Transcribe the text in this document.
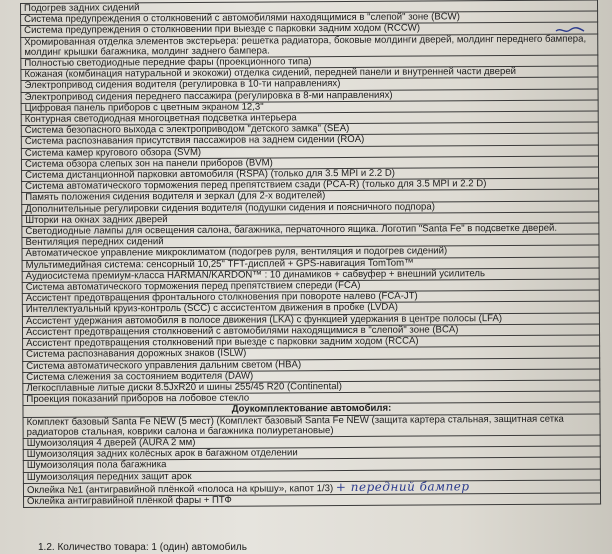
Подогрев задних сидений
Система предупреждения о столкновений с автомобилями находящимися в "слепой" зоне (BCW)
Система предупреждения о столкновении при выезде с парковки задним ходом (RCCW)
Хромированная отделка элементов экстерьера: решетка радиатора, боковые молдинги дверей, молдинг переднего бампера, молдинг крышки багажника, молдинг заднего бампера.
Полностью светодиодные передние фары (проекционного типа)
Кожаная (комбинация натуральной и экокожи) отделка сидений, передней панели и внутренней части дверей
Электропривод сидения водителя (регулировка в 10-ти направлениях)
Электропривод сидения переднего пассажира (регулировка в 8-ми направлениях)
Цифровая панель приборов с цветным экраном 12,3"
Контурная светодиодная многоцветная подсветка интерьера
Система безопасного выхода с электроприводом "детского замка" (SEA)
Система распознавания присутствия пассажиров на заднем сидении (ROA)
Система камер кругового обзора (SVM)
Система обзора слепых зон на панели приборов (BVM)
Система дистанционной парковки автомобиля (RSPA) (только для 3.5 MPI и 2.2 D)
Система автоматического торможения перед препятствием сзади (PCA-R) (только для 3.5 MPI и 2.2 D)
Память положения сидения водителя и зеркал (для 2-х водителей)
Дополнительные регулировки сидения водителя (подушки сидения и поясничного подпора)
Шторки на окнах задних дверей
Светодиодные лампы для освещения салона, багажника, перчаточного ящика. Логотип "Santa Fe" в подсветке дверей.
Вентиляция передних сидений
Автоматическое управление микроклиматом (подогрев руля, вентиляция и подогрев сидений)
Мультимедийная система: сенсорный 10,25" TFT-дисплей + GPS-навигация TomTom™
Аудиосистема премиум-класса HARMAN/KARDON™ : 10 динамиков + сабвуфер + внешний усилитель
Система автоматического торможения перед препятствием спереди (FCA)
Ассистент предотвращения фронтального столкновения при повороте налево (FCA-JT)
Интеллектуальный круиз-контроль (SCC) с ассистентом движения в пробке (LVDA)
Ассистент удержания автомобиля в полосе движения (LKA) с функцией удержания в центре полосы (LFA)
Ассистент предотвращения столкновений с автомобилями находящимися в "слепой" зоне (BCA)
Ассистент предотвращения столкновений при выезде с парковки задним ходом (RCCA)
Система распознавания дорожных знаков (ISLW)
Система автоматического управления дальним светом (HBA)
Система слежения за состоянием водителя (DAW)
Легкосплавные литые диски 8.5JxR20 и шины 255/45 R20 (Continental)
Проекция показаний приборов на лобовое стекло
Доукомплектование автомобиля:
Комплект базовый Santa Fe NEW (5 мест) (Комплект базовый Santa Fe NEW (защита картера стальная, защитная сетка радиаторов стальная, коврики салона и багажника полиуретановые)
Шумоизоляция 4 дверей (AURA 2 мм)
Шумоизоляция задних колёсных арок в багажном отделении
Шумоизоляция пола багажника
Шумоизоляция передних защит арок
Оклейка №1 (антигравийной плёнкой «полоса на крышу», капот 1/3) + передний бампер
Оклейка антигравийной плёнкой фары + ПТФ
1.2. Количество товара: 1 (один) автомобиль
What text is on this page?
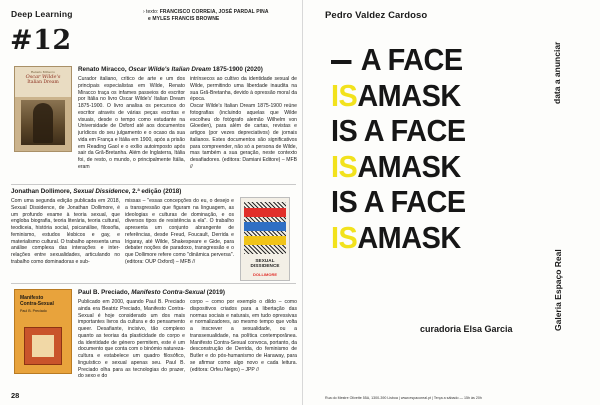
Deep Learning	› texto: FRANCISCO CORREIA, JOSÉ PARDAL PINA
e MYLES FRANCIS BROWNE
#12
Renato Miracco
Oscar Wilde's
Italian Dream
Renato Miracco, Oscar Wilde's Italian Dream 1875-1900 (2020)
Curador italiano, crítico de arte e um dos principais especialistas em Wilde, Renato Miracco traça os infames passeios do escritor por Itália no livro Oscar Wilde's' Italian Dream 1875-1900. O livro analisa os percursos do escritor através de várias peças escritas e visuais, desde o tempo como estudante na Universidade de Oxford até aos documentos jurídicos do seu julgamento e o ocaso da sua vida em França e Itália em 1900, após a prisão em Reading Gaol e o exílio autoimposto após sair da Grã-Bretanha. Além de Inglaterra, Itália foi, de resto, o mundo, o principalmente Itália, eram
intrínsecos ao cultivo da identidade sexual de Wilde, permitindo uma liberdade inaudita na sua Grã-Bretanha, devido à opressão moral da época.
Oscar Wilde's Italian Dream 1875-1900 reúne fotografias (incluindo aquelas que Wilde escolheu do fotógrafo alemão Wilhelm von Gloeden), para além de cartas, revistas e artigos (por vezes depreciativos) de jornais italianos. Estes documentos são significativos para compreender, não só a persona de Wilde, mas também a sua geração, neste contexto desafiadores. (editora: Damiani Editore) – MFB //
Jonathan Dollimore, Sexual Dissidence, 2.ª edição (2018)
Com uma segunda edição publicada em 2018, Sexual Dissidence, de Jonathan Dollimore, é um profundo exame à teoria sexual, que engloba biografia, teoria literária, teoria cultural, teodiceia, história social, psicanálise, filosofia, feminismo, estudos lésbicos e gay, e materialismo cultural. O trabalho apresenta uma análise complexa das interações e inter-relações entre sexualidades, articulando no trabalho como dominadoras e sub-
missas – "essas concepções do eu, o desejo e a transgressão que figuram na linguagem, as ideologias e culturas de dominação, e os diversos tipos de resistência a ela". O trabalho apresenta um conjunto abrangente de referências, desde Freud, Foucault, Derrida e Irigaray, até Wilde, Shakespeare e Gide, para debater noções de paradoxo, transgressão e o que Dollimore refere como "dinâmica perversa". (editora: OUP Oxford) – MFB //	SEXUAL DISSIDENCE
DOLLIMORE
Manifesto
Contra-Sexual
Paul B. Preciado
Paul B. Preciado, Manifesto Contra-Sexual (2019)
Publicado em 2000, quando Paul B. Preciado ainda era Beatriz Preciado, Manifesto Contra-Sexual é hoje considerado um dos mais importantes livros da cultura e do pensamento queer. Desafiante, incisivo, tão complexo quanto as teorias da plasticidade do corpo e da identidade de género permitem, este é um documento que conta com o binómio natureza-cultura e estabelece um quadro filosófico, linguístico e sexual apenas seu. Paul B. Preciado olha para as tecnologias do prazer, do sexo e do
corpo – como por exemplo o dildo – como dispositivos criados para a libertação das normas sociais e naturais, em tudo opressivas e normalizadores, ao mesmo tempo que volta a inscrever a sexualidade, ou a transsexualidade, na política contemporânea. Manifesto Contra-Sexual convoca, portanto, da desconstrução de Derrida, do feminismo de Butler e do pós-humanismo de Haraway, para se afirmar como algo novo e cada leitura. (editora: Orfeu Negro) – JPP //
28
Pedro Valdez Cardoso
data a anunciar
Galeria Espaço Real
A FACE
ISAMASK
IS A FACE
ISAMASK
IS A FACE
ISAMASK
curadoria Elsa Garcia
Rua do Mestre Olivette 55A, 1300-390 Lisboa | www.espacoreal.pt | Terça a sábado — 15h às 20h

■ **Written request**:
Find each line with the string "слепой" and copy it out.

■ **Expected answer**:
Система предупреждения о столкновений с автомобилями находящимися в "слепой" зоне (BCW)
Ассистент предотвращения столкновений с автомобилями находящимися в "слепой" зоне (BCA)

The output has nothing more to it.